Stored data entries
-- begin --

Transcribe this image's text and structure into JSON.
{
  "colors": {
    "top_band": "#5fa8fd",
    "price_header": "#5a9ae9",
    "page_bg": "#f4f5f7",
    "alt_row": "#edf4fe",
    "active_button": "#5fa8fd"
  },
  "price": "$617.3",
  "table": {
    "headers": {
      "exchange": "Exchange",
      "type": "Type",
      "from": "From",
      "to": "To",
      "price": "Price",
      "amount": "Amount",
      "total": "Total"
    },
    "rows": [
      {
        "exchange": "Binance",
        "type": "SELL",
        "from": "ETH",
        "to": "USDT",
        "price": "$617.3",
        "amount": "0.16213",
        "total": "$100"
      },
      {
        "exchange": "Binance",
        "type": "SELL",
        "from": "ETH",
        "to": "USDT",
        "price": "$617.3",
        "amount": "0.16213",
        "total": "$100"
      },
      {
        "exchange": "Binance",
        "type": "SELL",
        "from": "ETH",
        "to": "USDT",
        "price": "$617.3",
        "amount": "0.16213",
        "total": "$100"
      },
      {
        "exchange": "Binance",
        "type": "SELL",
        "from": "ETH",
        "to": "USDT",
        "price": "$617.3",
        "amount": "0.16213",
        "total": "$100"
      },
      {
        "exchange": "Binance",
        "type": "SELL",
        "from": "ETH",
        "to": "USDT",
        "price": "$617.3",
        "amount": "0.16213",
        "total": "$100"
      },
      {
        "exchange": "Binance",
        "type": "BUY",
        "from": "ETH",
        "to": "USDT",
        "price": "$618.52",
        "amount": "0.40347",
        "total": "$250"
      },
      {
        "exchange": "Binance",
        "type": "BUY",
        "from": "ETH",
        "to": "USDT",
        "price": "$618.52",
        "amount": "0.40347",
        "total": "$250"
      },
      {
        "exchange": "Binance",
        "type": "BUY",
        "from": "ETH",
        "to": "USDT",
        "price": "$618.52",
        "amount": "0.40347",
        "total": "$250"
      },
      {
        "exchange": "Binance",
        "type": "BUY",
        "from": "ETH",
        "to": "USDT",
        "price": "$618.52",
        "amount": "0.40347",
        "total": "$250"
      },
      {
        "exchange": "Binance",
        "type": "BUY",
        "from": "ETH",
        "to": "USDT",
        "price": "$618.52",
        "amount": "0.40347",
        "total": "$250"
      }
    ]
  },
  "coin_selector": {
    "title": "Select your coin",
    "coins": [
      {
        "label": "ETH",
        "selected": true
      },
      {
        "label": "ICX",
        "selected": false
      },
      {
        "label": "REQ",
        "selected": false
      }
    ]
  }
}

-- end --

EXERCISE OBJECTIVE: Take the entries above and transcribe them in full.

SOLUTION TO THE PROBLEM:
Transcribe this image's text and structure into JSON.
{
  "colors": {
    "top_band": "#5fa8fd",
    "price_header": "#5a9ae9",
    "page_bg": "#f4f5f7",
    "alt_row": "#edf4fe",
    "active_button": "#5fa8fd"
  },
  "price": "$617.3",
  "table": {
    "headers": {
      "exchange": "Exchange",
      "type": "Type",
      "from": "From",
      "to": "To",
      "price": "Price",
      "amount": "Amount",
      "total": "Total"
    },
    "rows": [
      {
        "exchange": "Binance",
        "type": "SELL",
        "from": "ETH",
        "to": "USDT",
        "price": "$617.3",
        "amount": "0.16213",
        "total": "$100"
      },
      {
        "exchange": "Binance",
        "type": "SELL",
        "from": "ETH",
        "to": "USDT",
        "price": "$617.3",
        "amount": "0.16213",
        "total": "$100"
      },
      {
        "exchange": "Binance",
        "type": "SELL",
        "from": "ETH",
        "to": "USDT",
        "price": "$617.3",
        "amount": "0.16213",
        "total": "$100"
      },
      {
        "exchange": "Binance",
        "type": "SELL",
        "from": "ETH",
        "to": "USDT",
        "price": "$617.3",
        "amount": "0.16213",
        "total": "$100"
      },
      {
        "exchange": "Binance",
        "type": "SELL",
        "from": "ETH",
        "to": "USDT",
        "price": "$617.3",
        "amount": "0.16213",
        "total": "$100"
      },
      {
        "exchange": "Binance",
        "type": "BUY",
        "from": "ETH",
        "to": "USDT",
        "price": "$618.52",
        "amount": "0.40347",
        "total": "$250"
      },
      {
        "exchange": "Binance",
        "type": "BUY",
        "from": "ETH",
        "to": "USDT",
        "price": "$618.52",
        "amount": "0.40347",
        "total": "$250"
      },
      {
        "exchange": "Binance",
        "type": "BUY",
        "from": "ETH",
        "to": "USDT",
        "price": "$618.52",
        "amount": "0.40347",
        "total": "$250"
      },
      {
        "exchange": "Binance",
        "type": "BUY",
        "from": "ETH",
        "to": "USDT",
        "price": "$618.52",
        "amount": "0.40347",
        "total": "$250"
      },
      {
        "exchange": "Binance",
        "type": "BUY",
        "from": "ETH",
        "to": "USDT",
        "price": "$618.52",
        "amount": "0.40347",
        "total": "$250"
      }
    ]
  },
  "coin_selector": {
    "title": "Select your coin",
    "coins": [
      {
        "label": "ETH",
        "selected": true
      },
      {
        "label": "ICX",
        "selected": false
      },
      {
        "label": "REQ",
        "selected": false
      }
    ]
  }
}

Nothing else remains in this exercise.